:: MATERIAL FOR THE TASK
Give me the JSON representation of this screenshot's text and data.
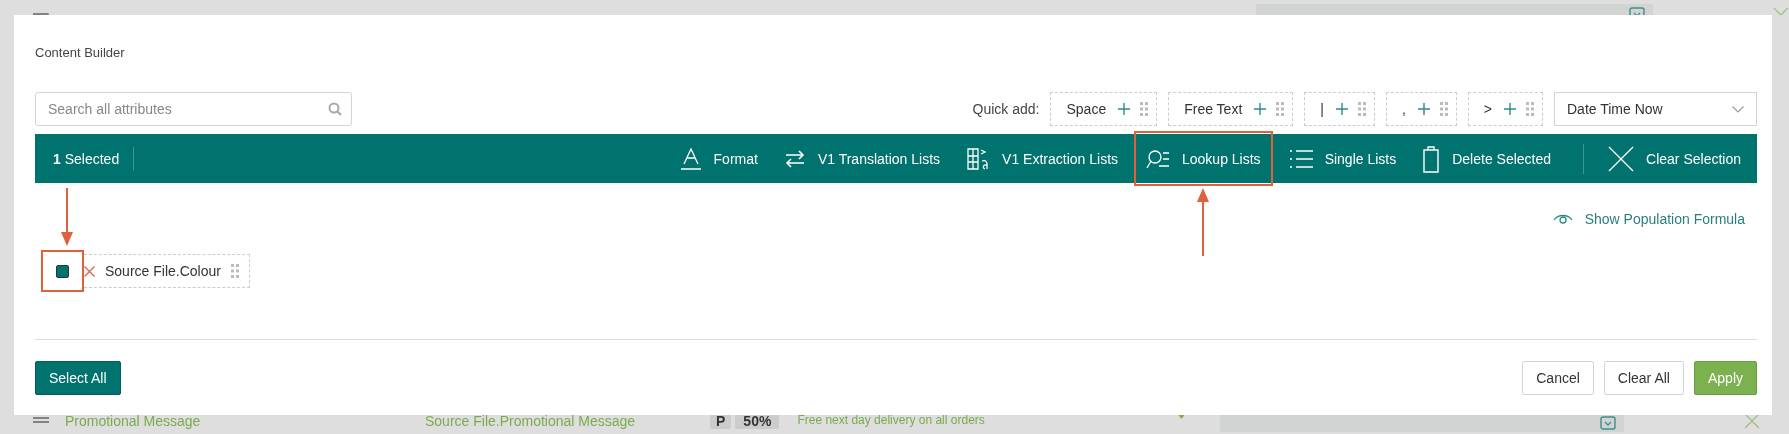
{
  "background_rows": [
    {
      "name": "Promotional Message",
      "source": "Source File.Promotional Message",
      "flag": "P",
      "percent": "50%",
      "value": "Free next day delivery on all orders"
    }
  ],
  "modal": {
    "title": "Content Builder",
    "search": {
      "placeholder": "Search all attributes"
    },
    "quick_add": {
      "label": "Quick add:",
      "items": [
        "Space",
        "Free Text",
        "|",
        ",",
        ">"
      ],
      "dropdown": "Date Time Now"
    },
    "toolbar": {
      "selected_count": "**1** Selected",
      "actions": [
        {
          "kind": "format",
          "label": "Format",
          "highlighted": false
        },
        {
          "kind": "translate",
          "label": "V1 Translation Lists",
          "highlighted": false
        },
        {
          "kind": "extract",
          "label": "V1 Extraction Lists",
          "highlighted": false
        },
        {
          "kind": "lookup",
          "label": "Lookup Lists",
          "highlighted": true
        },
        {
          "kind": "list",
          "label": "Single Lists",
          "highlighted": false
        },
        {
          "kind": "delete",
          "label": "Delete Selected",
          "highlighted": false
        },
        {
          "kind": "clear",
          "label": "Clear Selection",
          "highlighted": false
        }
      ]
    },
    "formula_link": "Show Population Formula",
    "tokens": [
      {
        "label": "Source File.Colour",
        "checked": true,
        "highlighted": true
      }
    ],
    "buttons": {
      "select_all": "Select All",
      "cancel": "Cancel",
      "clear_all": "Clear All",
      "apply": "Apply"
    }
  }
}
::::
[PROBLEM REQUIREMENTS] Pictures stay out; repeat all the rest of the records exactly.

[OUTPUT FOR THIS TASK]
Give me the JSON representation of this screenshot's text and data.
{
  "background_rows": [
    {
      "name": "Promotional Message",
      "source": "Source File.Promotional Message",
      "flag": "P",
      "percent": "50%",
      "value": "Free next day delivery on all orders"
    }
  ],
  "modal": {
    "title": "Content Builder",
    "search": {
      "placeholder": "Search all attributes"
    },
    "quick_add": {
      "label": "Quick add:",
      "items": [
        "Space",
        "Free Text",
        "|",
        ",",
        ">"
      ],
      "dropdown": "Date Time Now"
    },
    "toolbar": {
      "selected_count": "**1** Selected",
      "actions": [
        {
          "kind": "format",
          "label": "Format",
          "highlighted": false
        },
        {
          "kind": "translate",
          "label": "V1 Translation Lists",
          "highlighted": false
        },
        {
          "kind": "extract",
          "label": "V1 Extraction Lists",
          "highlighted": false
        },
        {
          "kind": "lookup",
          "label": "Lookup Lists",
          "highlighted": true
        },
        {
          "kind": "list",
          "label": "Single Lists",
          "highlighted": false
        },
        {
          "kind": "delete",
          "label": "Delete Selected",
          "highlighted": false
        },
        {
          "kind": "clear",
          "label": "Clear Selection",
          "highlighted": false
        }
      ]
    },
    "formula_link": "Show Population Formula",
    "tokens": [
      {
        "label": "Source File.Colour",
        "checked": true,
        "highlighted": true
      }
    ],
    "buttons": {
      "select_all": "Select All",
      "cancel": "Cancel",
      "clear_all": "Clear All",
      "apply": "Apply"
    }
  }
}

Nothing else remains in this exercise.